• _Dokumenttext_
In der Debatte geht es auch darum, in welchem Verhältnis Interessen und Werte in der Außen- und Sicherheitspolitik zueinander stehen. Deutschland ist eine der stärksten Volkswirtschaften der Welt und hat 2013 mit rund 260 Milliarden Dollar den weltweit höchsten Exportüberschuss erzielt, noch vor China und Saudi Arabien. 25 Prozent der deutschen Arbeitsplätze hängen vom Export und damit von der Entwicklung der Weltwirtschaft ab. Was bedeutet das für die zukünftige Außen- und Sicherheitspolitik Deutschlands im Zeitalter zunehmender Globalisierung, in dem Wirtschaftswachstum plus militärische Stärke als Ausdruck nationaler Größe und politischem Einfluss gesehen werden? Ist die so genannte „Kultur der militärischen Zurückhaltung“ Deutschlands auch künftig die richtige Antwort in einer Welt zunehmend heftigerer ökonomischer Verteilungskämpfe?

Neben dem Eintreten für soziale Gerechtigkeit steht die Friedenspolitik im Zentrum sozialdemokratischer Identität und Werteorientierung. „Wenn wir gefragt würden: Was habt ihr in den letzten Jahrzehnten zustande gebracht, so würde in unserer Antwort die Friedenspolitik nicht an letzter Stelle stehen. In der Tat: Das Ringen um Entspannung, Rüstungsabbau und Zusammenarbeit, um europäische Selbstbehauptung und jeden realistischen Ost-West-Ausgleich, das Einstehen für Menschenrechte und für mehr Gerechtigkeit und Vernunft in den Nord-Süd-Beziehungen: aus der Zusammenfügung dieser Inhalte ist ein gutes Markenzeichen der deutschen Sozialdemokratie geworden.“ (Willy Brandt, Abschiedsrede, Bonner Parteitag 1987)

Die aktuelle Debatte über die künftige Rolle Deutschlands in der internationalen Politik ist für uns Anlass, Notwendigkeit und Chance unsere Friedenspolitik weiter zu entwickeln. Auf welchen Wegen und mit welchen Mitteln soll sich Deutschland künftig international engagieren? Welche Interessen und Werte leiten uns dabei?

• _Bereitgestelltes Material_
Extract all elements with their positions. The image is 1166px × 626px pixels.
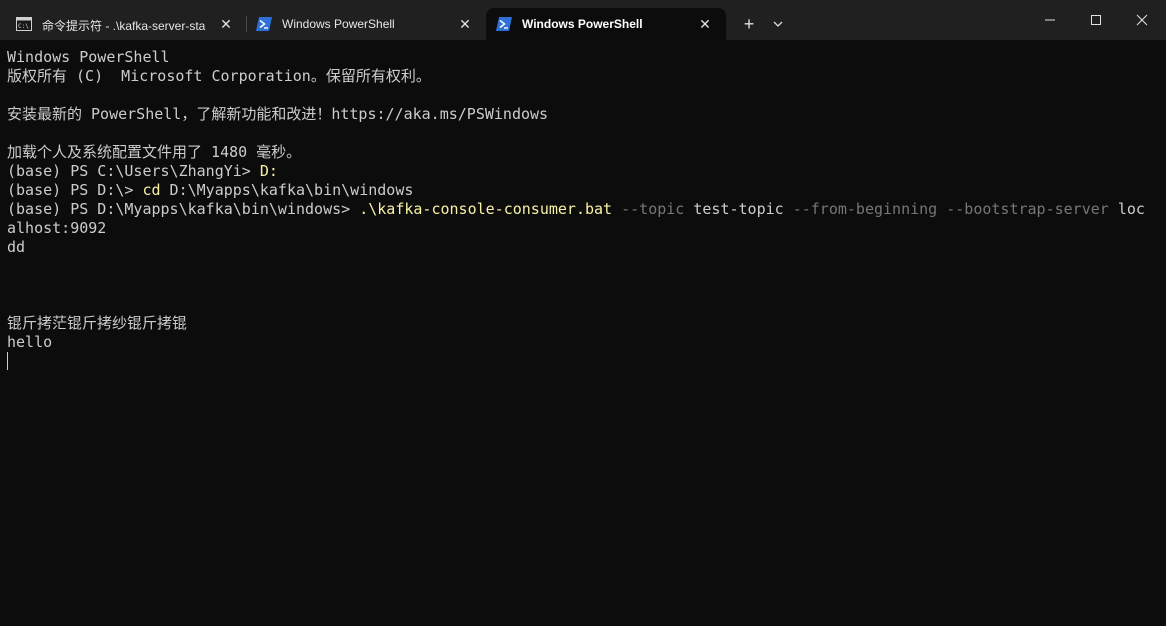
output-line: hello xyxy=(7,333,53,351)
tab-powershell[interactable]: Windows PowerShell ✕ xyxy=(246,8,486,40)
prompt-line: (base) PS D:\> cd D:\Myapps\kafka\bin\wi… xyxy=(7,181,413,200)
terminal-window: C:\ 命令提示符 - .\kafka-server-sta ✕ Windows… xyxy=(0,0,1166,626)
command-text: D: xyxy=(259,162,278,180)
powershell-icon xyxy=(496,17,512,31)
prompt-line: (base) PS D:\Myapps\kafka\bin\windows> .… xyxy=(7,200,1145,219)
parameter-text: --bootstrap-server xyxy=(937,200,1109,218)
argument-text: test-topic xyxy=(684,200,784,218)
powershell-icon xyxy=(256,17,272,31)
prompt-text: (base) PS D:\Myapps\kafka\bin\windows> xyxy=(7,200,360,218)
close-tab-icon[interactable]: ✕ xyxy=(696,15,714,33)
parameter-text: --topic xyxy=(612,200,685,218)
output-line: 锟斤拷茫锟斤拷纱锟斤拷锟 xyxy=(7,314,188,332)
close-tab-icon[interactable]: ✕ xyxy=(217,15,235,33)
svg-text:C:\: C:\ xyxy=(18,23,29,30)
tab-bar: C:\ 命令提示符 - .\kafka-server-sta ✕ Windows… xyxy=(0,0,1166,40)
output-line: dd xyxy=(7,238,26,256)
tab-label: 命令提示符 - .\kafka-server-sta xyxy=(42,19,206,33)
minimize-icon xyxy=(1045,19,1055,21)
text-cursor xyxy=(7,352,8,370)
maximize-icon xyxy=(1091,15,1101,25)
parameter-text: --from-beginning xyxy=(783,200,938,218)
tab-powershell-active[interactable]: Windows PowerShell ✕ xyxy=(486,8,726,40)
terminal-line: 版权所有 (C) Microsoft Corporation。保留所有权利。 xyxy=(7,67,431,85)
terminal-line: Windows PowerShell xyxy=(7,48,170,66)
prompt-line: (base) PS C:\Users\ZhangYi> D: xyxy=(7,162,278,181)
close-tab-icon[interactable]: ✕ xyxy=(456,15,474,33)
command-text: cd xyxy=(142,181,161,199)
terminal-output[interactable]: Windows PowerShell 版权所有 (C) Microsoft Co… xyxy=(0,40,1166,626)
minimize-button[interactable] xyxy=(1027,0,1073,40)
tab-dropdown-button[interactable] xyxy=(768,13,788,35)
prompt-text: (base) PS C:\Users\ZhangYi> xyxy=(7,162,260,180)
tab-label: Windows PowerShell xyxy=(522,17,643,31)
maximize-button[interactable] xyxy=(1073,0,1119,40)
terminal-line: alhost:9092 xyxy=(7,219,107,237)
argument-text: D:\Myapps\kafka\bin\windows xyxy=(160,181,414,199)
terminal-line: 加载个人及系统配置文件用了 1480 毫秒。 xyxy=(7,143,302,161)
terminal-line: 安装最新的 PowerShell，了解新功能和改进！https://aka.ms… xyxy=(7,105,549,123)
tab-command-prompt[interactable]: C:\ 命令提示符 - .\kafka-server-sta ✕ xyxy=(0,8,246,40)
command-text: .\kafka-console-consumer.bat xyxy=(359,200,613,218)
close-icon xyxy=(1136,14,1148,26)
chevron-down-icon xyxy=(773,21,783,27)
prompt-text: (base) PS D:\> xyxy=(7,181,143,199)
close-window-button[interactable] xyxy=(1119,0,1165,40)
new-tab-button[interactable]: + xyxy=(738,13,760,35)
cmd-icon: C:\ xyxy=(16,17,32,31)
tab-label: Windows PowerShell xyxy=(282,17,395,31)
argument-text: loc xyxy=(1108,200,1145,218)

• _Arbeitsaufträge_
**A)** Wie hoch war laut dem Text zur deutschen Friedenspolitik der deutsche Exportüberschuss im Jahr 2013?
**B)** Setzen Sie den Text zur deutschen Friedenspolitik nach seinem letzten Satz fort.

• _Lösungen_
**A)** Er betrug rund 260 Milliarden Dollar.

**B)**
Dabei sind wir nicht auf der Seite derer, die fordern, Deutschland sollte sich in seiner Außenpolitik weitaus stärker und ausschließlicher als bisher von seinen wirtschaftlichen Interessen als rohstoffarmes und exportorientiertes Land leiten lassen, seine ethisch-moralischen Vorbehalte gegen militärische Interventionen abbauen und sich häufiger und stärker als bisher an internationalen Militäreinsätzen beteiligen.

Deutsche Außen- und Sicherheitspolitik muss Friedenspolitik sein. Die sozialdemokratische Friedenspolitik hat im Kalten Krieg der 1970er Jahre den minimalen außenpolitischen Spielraum Deutschlands genutzt und maximale Veränderungen bewirkt: von der Politik der kleinen Schritte zum Fall der Mauer, von den Berliner Passierscheinen zur deutschen Einheit.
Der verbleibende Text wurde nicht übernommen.